Problem to work on | Make an exact copy of the records, dropping all pictures.

Given data |
::::::
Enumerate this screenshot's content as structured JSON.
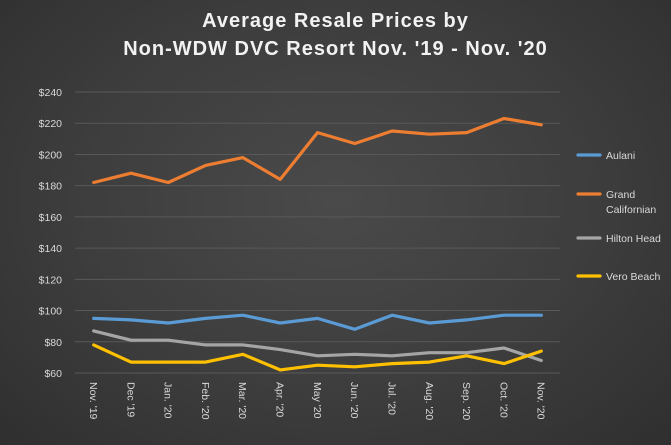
{
  "title_lines": [
    "Average Resale Prices by",
    "Non-WDW  DVC Resort Nov. '19 - Nov. '20"
  ],
  "colors": {
    "Aulani": "#5b9bd5",
    "Grand Californian": "#ed7d31",
    "Hilton Head": "#a5a5a5",
    "Vero Beach": "#ffc000",
    "grid": "#595959",
    "text": "#d9d9d9"
  },
  "chart_data": {
    "type": "line",
    "title": "Average Resale Prices by Non-WDW  DVC Resort Nov. '19 - Nov. '20",
    "xlabel": "",
    "ylabel": "",
    "categories": [
      "Nov. '19",
      "Dec '19",
      "Jan. '20",
      "Feb. '20",
      "Mar. '20",
      "Apr. '20",
      "May '20",
      "Jun. '20",
      "Jul. '20",
      "Aug. '20",
      "Sep. '20",
      "Oct. '20",
      "Nov. '20"
    ],
    "ylim": [
      60,
      240
    ],
    "yticks": [
      60,
      80,
      100,
      120,
      140,
      160,
      180,
      200,
      220,
      240
    ],
    "ytick_labels": [
      "$60",
      "$80",
      "$100",
      "$120",
      "$140",
      "$160",
      "$180",
      "$200",
      "$220",
      "$240"
    ],
    "grid": true,
    "legend_position": "right",
    "series": [
      {
        "name": "Aulani",
        "values": [
          95,
          94,
          92,
          95,
          97,
          92,
          95,
          88,
          97,
          92,
          94,
          97,
          97
        ]
      },
      {
        "name": "Grand Californian",
        "values": [
          182,
          188,
          182,
          193,
          198,
          184,
          214,
          207,
          215,
          213,
          214,
          223,
          219
        ]
      },
      {
        "name": "Hilton Head",
        "values": [
          87,
          81,
          81,
          78,
          78,
          75,
          71,
          72,
          71,
          73,
          73,
          76,
          68
        ]
      },
      {
        "name": "Vero Beach",
        "values": [
          78,
          67,
          67,
          67,
          72,
          62,
          65,
          64,
          66,
          67,
          71,
          66,
          74
        ]
      }
    ]
  }
}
::::::
Complete output |
Enumerate this screenshot's content as structured JSON.
{
  "title_lines": [
    "Average Resale Prices by",
    "Non-WDW  DVC Resort Nov. '19 - Nov. '20"
  ],
  "colors": {
    "Aulani": "#5b9bd5",
    "Grand Californian": "#ed7d31",
    "Hilton Head": "#a5a5a5",
    "Vero Beach": "#ffc000",
    "grid": "#595959",
    "text": "#d9d9d9"
  },
  "chart_data": {
    "type": "line",
    "title": "Average Resale Prices by Non-WDW  DVC Resort Nov. '19 - Nov. '20",
    "xlabel": "",
    "ylabel": "",
    "categories": [
      "Nov. '19",
      "Dec '19",
      "Jan. '20",
      "Feb. '20",
      "Mar. '20",
      "Apr. '20",
      "May '20",
      "Jun. '20",
      "Jul. '20",
      "Aug. '20",
      "Sep. '20",
      "Oct. '20",
      "Nov. '20"
    ],
    "ylim": [
      60,
      240
    ],
    "yticks": [
      60,
      80,
      100,
      120,
      140,
      160,
      180,
      200,
      220,
      240
    ],
    "ytick_labels": [
      "$60",
      "$80",
      "$100",
      "$120",
      "$140",
      "$160",
      "$180",
      "$200",
      "$220",
      "$240"
    ],
    "grid": true,
    "legend_position": "right",
    "series": [
      {
        "name": "Aulani",
        "values": [
          95,
          94,
          92,
          95,
          97,
          92,
          95,
          88,
          97,
          92,
          94,
          97,
          97
        ]
      },
      {
        "name": "Grand Californian",
        "values": [
          182,
          188,
          182,
          193,
          198,
          184,
          214,
          207,
          215,
          213,
          214,
          223,
          219
        ]
      },
      {
        "name": "Hilton Head",
        "values": [
          87,
          81,
          81,
          78,
          78,
          75,
          71,
          72,
          71,
          73,
          73,
          76,
          68
        ]
      },
      {
        "name": "Vero Beach",
        "values": [
          78,
          67,
          67,
          67,
          72,
          62,
          65,
          64,
          66,
          67,
          71,
          66,
          74
        ]
      }
    ]
  }
}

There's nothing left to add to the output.